(Stored entries)
>> Start
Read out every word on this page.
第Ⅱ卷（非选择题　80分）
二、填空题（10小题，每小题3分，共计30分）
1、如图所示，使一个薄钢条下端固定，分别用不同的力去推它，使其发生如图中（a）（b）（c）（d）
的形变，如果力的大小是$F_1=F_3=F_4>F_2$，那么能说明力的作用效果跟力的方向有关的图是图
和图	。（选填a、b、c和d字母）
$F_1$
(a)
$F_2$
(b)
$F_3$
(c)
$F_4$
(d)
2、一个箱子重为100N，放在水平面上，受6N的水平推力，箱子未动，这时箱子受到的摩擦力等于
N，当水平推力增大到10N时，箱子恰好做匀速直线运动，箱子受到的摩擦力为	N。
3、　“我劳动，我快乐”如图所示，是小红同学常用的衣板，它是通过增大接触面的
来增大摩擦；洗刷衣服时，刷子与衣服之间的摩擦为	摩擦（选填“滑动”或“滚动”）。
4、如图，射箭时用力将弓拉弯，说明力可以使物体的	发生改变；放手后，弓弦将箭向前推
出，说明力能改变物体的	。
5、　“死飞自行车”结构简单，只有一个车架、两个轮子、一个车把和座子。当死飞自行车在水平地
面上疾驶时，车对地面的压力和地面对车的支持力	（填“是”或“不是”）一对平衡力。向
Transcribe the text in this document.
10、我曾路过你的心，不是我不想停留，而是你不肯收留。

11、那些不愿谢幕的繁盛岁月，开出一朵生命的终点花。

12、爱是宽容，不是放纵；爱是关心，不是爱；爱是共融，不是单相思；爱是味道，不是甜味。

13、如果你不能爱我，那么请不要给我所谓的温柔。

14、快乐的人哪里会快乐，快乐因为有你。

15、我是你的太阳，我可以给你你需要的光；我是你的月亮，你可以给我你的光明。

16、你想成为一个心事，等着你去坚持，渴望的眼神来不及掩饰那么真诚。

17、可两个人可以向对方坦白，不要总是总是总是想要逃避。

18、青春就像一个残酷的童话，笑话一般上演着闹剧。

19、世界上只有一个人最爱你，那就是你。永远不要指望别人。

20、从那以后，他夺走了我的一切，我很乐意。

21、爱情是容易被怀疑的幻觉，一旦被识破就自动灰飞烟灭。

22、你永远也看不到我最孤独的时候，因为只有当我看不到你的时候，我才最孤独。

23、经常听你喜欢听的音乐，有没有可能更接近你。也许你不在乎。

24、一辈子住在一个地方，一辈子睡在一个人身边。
>> End
Exercise aim
Working from the entries above, return all lines that contain "如图所示".

Task result
1、如图所示，使一个薄钢条下端固定，分别用不同的力去推它，使其发生如图中（a）（b）（c）（d）
3、　“我劳动，我快乐”如图所示，是小红同学常用的衣板，它是通过增大接触面的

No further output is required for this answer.